* _RECORDS SHOWN_:
>>>>

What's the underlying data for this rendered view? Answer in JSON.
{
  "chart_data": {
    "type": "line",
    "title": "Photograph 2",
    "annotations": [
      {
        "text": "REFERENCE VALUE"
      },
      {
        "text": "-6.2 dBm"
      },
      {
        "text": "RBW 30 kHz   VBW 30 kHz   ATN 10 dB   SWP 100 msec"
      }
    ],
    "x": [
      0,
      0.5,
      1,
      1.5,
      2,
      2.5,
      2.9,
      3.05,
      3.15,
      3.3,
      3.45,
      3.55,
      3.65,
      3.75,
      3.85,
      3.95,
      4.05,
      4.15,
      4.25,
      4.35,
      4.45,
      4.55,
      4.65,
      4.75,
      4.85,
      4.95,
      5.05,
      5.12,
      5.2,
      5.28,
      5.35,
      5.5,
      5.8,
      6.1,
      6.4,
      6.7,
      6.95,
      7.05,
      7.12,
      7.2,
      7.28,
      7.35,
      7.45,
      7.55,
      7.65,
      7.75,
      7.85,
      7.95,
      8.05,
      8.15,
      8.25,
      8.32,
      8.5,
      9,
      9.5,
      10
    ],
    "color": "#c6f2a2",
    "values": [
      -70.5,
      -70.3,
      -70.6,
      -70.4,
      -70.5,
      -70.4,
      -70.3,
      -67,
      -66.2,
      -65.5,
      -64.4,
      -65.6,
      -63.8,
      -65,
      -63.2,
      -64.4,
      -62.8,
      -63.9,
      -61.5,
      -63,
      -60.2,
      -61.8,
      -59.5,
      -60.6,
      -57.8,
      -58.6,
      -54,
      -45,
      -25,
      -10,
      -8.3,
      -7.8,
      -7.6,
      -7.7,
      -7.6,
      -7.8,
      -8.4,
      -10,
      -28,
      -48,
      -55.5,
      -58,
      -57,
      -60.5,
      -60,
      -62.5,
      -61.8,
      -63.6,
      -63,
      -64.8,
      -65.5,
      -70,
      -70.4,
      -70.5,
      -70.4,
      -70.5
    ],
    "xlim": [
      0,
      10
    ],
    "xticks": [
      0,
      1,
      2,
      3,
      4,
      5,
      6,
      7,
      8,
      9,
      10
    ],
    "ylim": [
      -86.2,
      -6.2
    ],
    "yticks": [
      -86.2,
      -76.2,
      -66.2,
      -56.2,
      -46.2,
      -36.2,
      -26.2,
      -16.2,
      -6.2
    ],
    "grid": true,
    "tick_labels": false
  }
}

<<<<

* _PROBLEM DETAILS_: Write out every line from the records above, word for word.

* _RIGHT ANSWER_:
What's the underlying data for this rendered view? Answer in JSON.
{
  "chart_data": {
    "type": "line",
    "title": "Photograph 2",
    "annotations": [
      {
        "text": "REFERENCE VALUE"
      },
      {
        "text": "-6.2 dBm"
      },
      {
        "text": "RBW 30 kHz   VBW 30 kHz   ATN 10 dB   SWP 100 msec"
      }
    ],
    "x": [
      0,
      0.5,
      1,
      1.5,
      2,
      2.5,
      2.9,
      3.05,
      3.15,
      3.3,
      3.45,
      3.55,
      3.65,
      3.75,
      3.85,
      3.95,
      4.05,
      4.15,
      4.25,
      4.35,
      4.45,
      4.55,
      4.65,
      4.75,
      4.85,
      4.95,
      5.05,
      5.12,
      5.2,
      5.28,
      5.35,
      5.5,
      5.8,
      6.1,
      6.4,
      6.7,
      6.95,
      7.05,
      7.12,
      7.2,
      7.28,
      7.35,
      7.45,
      7.55,
      7.65,
      7.75,
      7.85,
      7.95,
      8.05,
      8.15,
      8.25,
      8.32,
      8.5,
      9,
      9.5,
      10
    ],
    "color": "#c6f2a2",
    "values": [
      -70.5,
      -70.3,
      -70.6,
      -70.4,
      -70.5,
      -70.4,
      -70.3,
      -67,
      -66.2,
      -65.5,
      -64.4,
      -65.6,
      -63.8,
      -65,
      -63.2,
      -64.4,
      -62.8,
      -63.9,
      -61.5,
      -63,
      -60.2,
      -61.8,
      -59.5,
      -60.6,
      -57.8,
      -58.6,
      -54,
      -45,
      -25,
      -10,
      -8.3,
      -7.8,
      -7.6,
      -7.7,
      -7.6,
      -7.8,
      -8.4,
      -10,
      -28,
      -48,
      -55.5,
      -58,
      -57,
      -60.5,
      -60,
      -62.5,
      -61.8,
      -63.6,
      -63,
      -64.8,
      -65.5,
      -70,
      -70.4,
      -70.5,
      -70.4,
      -70.5
    ],
    "xlim": [
      0,
      10
    ],
    "xticks": [
      0,
      1,
      2,
      3,
      4,
      5,
      6,
      7,
      8,
      9,
      10
    ],
    "ylim": [
      -86.2,
      -6.2
    ],
    "yticks": [
      -86.2,
      -76.2,
      -66.2,
      -56.2,
      -46.2,
      -36.2,
      -26.2,
      -16.2,
      -6.2
    ],
    "grid": true,
    "tick_labels": false
  }
}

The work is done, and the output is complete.